** start Record list **
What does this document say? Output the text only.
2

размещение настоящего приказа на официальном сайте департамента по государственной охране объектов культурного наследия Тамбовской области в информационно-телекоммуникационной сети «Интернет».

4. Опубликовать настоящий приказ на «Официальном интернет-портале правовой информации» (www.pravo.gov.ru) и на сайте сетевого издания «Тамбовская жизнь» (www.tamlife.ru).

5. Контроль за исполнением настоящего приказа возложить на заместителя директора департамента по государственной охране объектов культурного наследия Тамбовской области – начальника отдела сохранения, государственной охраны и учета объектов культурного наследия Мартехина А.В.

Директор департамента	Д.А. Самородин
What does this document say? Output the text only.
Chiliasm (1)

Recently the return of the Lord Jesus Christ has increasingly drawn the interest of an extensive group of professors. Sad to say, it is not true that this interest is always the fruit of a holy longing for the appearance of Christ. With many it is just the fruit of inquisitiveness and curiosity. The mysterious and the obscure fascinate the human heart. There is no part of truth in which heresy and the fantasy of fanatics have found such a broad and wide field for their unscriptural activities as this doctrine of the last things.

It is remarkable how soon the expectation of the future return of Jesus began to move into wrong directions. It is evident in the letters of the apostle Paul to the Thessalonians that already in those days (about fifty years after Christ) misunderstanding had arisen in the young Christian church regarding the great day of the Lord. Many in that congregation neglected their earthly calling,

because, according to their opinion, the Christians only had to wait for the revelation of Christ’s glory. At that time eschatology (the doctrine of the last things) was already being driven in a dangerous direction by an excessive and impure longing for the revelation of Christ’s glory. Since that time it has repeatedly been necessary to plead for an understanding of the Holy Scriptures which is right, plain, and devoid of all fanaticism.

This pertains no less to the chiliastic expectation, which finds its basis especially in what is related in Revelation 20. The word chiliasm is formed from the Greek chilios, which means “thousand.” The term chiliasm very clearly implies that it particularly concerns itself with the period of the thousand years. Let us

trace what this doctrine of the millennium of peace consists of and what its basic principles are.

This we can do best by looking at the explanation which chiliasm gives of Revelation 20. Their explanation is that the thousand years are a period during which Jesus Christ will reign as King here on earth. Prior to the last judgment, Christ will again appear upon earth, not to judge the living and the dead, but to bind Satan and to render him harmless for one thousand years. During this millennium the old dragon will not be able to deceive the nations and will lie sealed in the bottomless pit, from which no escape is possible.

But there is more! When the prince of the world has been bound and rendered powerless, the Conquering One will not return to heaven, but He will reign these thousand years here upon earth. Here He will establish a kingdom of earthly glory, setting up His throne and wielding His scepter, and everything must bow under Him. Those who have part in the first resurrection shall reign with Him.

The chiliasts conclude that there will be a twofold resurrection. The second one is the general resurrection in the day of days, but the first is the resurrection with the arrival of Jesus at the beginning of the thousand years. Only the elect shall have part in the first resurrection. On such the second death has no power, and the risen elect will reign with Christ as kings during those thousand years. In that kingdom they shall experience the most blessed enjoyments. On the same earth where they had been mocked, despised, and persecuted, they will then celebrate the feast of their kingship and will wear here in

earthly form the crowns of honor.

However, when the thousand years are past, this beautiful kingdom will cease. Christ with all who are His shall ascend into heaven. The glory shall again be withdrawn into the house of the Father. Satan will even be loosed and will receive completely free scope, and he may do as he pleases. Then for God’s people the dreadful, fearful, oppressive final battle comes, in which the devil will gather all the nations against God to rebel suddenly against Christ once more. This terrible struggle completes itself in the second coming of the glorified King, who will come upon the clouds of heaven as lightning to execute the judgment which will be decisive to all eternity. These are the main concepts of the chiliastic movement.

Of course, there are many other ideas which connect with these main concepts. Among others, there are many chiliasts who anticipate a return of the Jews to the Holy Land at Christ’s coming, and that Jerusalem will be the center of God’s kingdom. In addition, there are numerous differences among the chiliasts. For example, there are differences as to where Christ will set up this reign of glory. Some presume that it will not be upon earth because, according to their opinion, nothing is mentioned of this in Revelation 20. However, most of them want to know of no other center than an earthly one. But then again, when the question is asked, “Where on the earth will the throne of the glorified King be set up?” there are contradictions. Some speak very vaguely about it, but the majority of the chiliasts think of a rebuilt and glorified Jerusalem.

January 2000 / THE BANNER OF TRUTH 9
** end Record list **
* _Exercise_: Transcribe each record exactly. Leave nothing out.

* _Output_:
What does this document say? Output the text only.
2

размещение настоящего приказа на официальном сайте департамента по государственной охране объектов культурного наследия Тамбовской области в информационно-телекоммуникационной сети «Интернет».

4. Опубликовать настоящий приказ на «Официальном интернет-портале правовой информации» (www.pravo.gov.ru) и на сайте сетевого издания «Тамбовская жизнь» (www.tamlife.ru).

5. Контроль за исполнением настоящего приказа возложить на заместителя директора департамента по государственной охране объектов культурного наследия Тамбовской области – начальника отдела сохранения, государственной охраны и учета объектов культурного наследия Мартехина А.В.

Директор департамента	Д.А. Самородин
What does this document say? Output the text only.
Chiliasm (1)

Recently the return of the Lord Jesus Christ has increasingly drawn the interest of an extensive group of professors. Sad to say, it is not true that this interest is always the fruit of a holy longing for the appearance of Christ. With many it is just the fruit of inquisitiveness and curiosity. The mysterious and the obscure fascinate the human heart. There is no part of truth in which heresy and the fantasy of fanatics have found such a broad and wide field for their unscriptural activities as this doctrine of the last things.

It is remarkable how soon the expectation of the future return of Jesus began to move into wrong directions. It is evident in the letters of the apostle Paul to the Thessalonians that already in those days (about fifty years after Christ) misunderstanding had arisen in the young Christian church regarding the great day of the Lord. Many in that congregation neglected their earthly calling,

because, according to their opinion, the Christians only had to wait for the revelation of Christ’s glory. At that time eschatology (the doctrine of the last things) was already being driven in a dangerous direction by an excessive and impure longing for the revelation of Christ’s glory. Since that time it has repeatedly been necessary to plead for an understanding of the Holy Scriptures which is right, plain, and devoid of all fanaticism.

This pertains no less to the chiliastic expectation, which finds its basis especially in what is related in Revelation 20. The word chiliasm is formed from the Greek chilios, which means “thousand.” The term chiliasm very clearly implies that it particularly concerns itself with the period of the thousand years. Let us

trace what this doctrine of the millennium of peace consists of and what its basic principles are.

This we can do best by looking at the explanation which chiliasm gives of Revelation 20. Their explanation is that the thousand years are a period during which Jesus Christ will reign as King here on earth. Prior to the last judgment, Christ will again appear upon earth, not to judge the living and the dead, but to bind Satan and to render him harmless for one thousand years. During this millennium the old dragon will not be able to deceive the nations and will lie sealed in the bottomless pit, from which no escape is possible.

But there is more! When the prince of the world has been bound and rendered powerless, the Conquering One will not return to heaven, but He will reign these thousand years here upon earth. Here He will establish a kingdom of earthly glory, setting up His throne and wielding His scepter, and everything must bow under Him. Those who have part in the first resurrection shall reign with Him.

The chiliasts conclude that there will be a twofold resurrection. The second one is the general resurrection in the day of days, but the first is the resurrection with the arrival of Jesus at the beginning of the thousand years. Only the elect shall have part in the first resurrection. On such the second death has no power, and the risen elect will reign with Christ as kings during those thousand years. In that kingdom they shall experience the most blessed enjoyments. On the same earth where they had been mocked, despised, and persecuted, they will then celebrate the feast of their kingship and will wear here in

earthly form the crowns of honor.

However, when the thousand years are past, this beautiful kingdom will cease. Christ with all who are His shall ascend into heaven. The glory shall again be withdrawn into the house of the Father. Satan will even be loosed and will receive completely free scope, and he may do as he pleases. Then for God’s people the dreadful, fearful, oppressive final battle comes, in which the devil will gather all the nations against God to rebel suddenly against Christ once more. This terrible struggle completes itself in the second coming of the glorified King, who will come upon the clouds of heaven as lightning to execute the judgment which will be decisive to all eternity. These are the main concepts of the chiliastic movement.

Of course, there are many other ideas which connect with these main concepts. Among others, there are many chiliasts who anticipate a return of the Jews to the Holy Land at Christ’s coming, and that Jerusalem will be the center of God’s kingdom. In addition, there are numerous differences among the chiliasts. For example, there are differences as to where Christ will set up this reign of glory. Some presume that it will not be upon earth because, according to their opinion, nothing is mentioned of this in Revelation 20. However, most of them want to know of no other center than an earthly one. But then again, when the question is asked, “Where on the earth will the throne of the glorified King be set up?” there are contradictions. Some speak very vaguely about it, but the majority of the chiliasts think of a rebuilt and glorified Jerusalem.

January 2000 / THE BANNER OF TRUTH 9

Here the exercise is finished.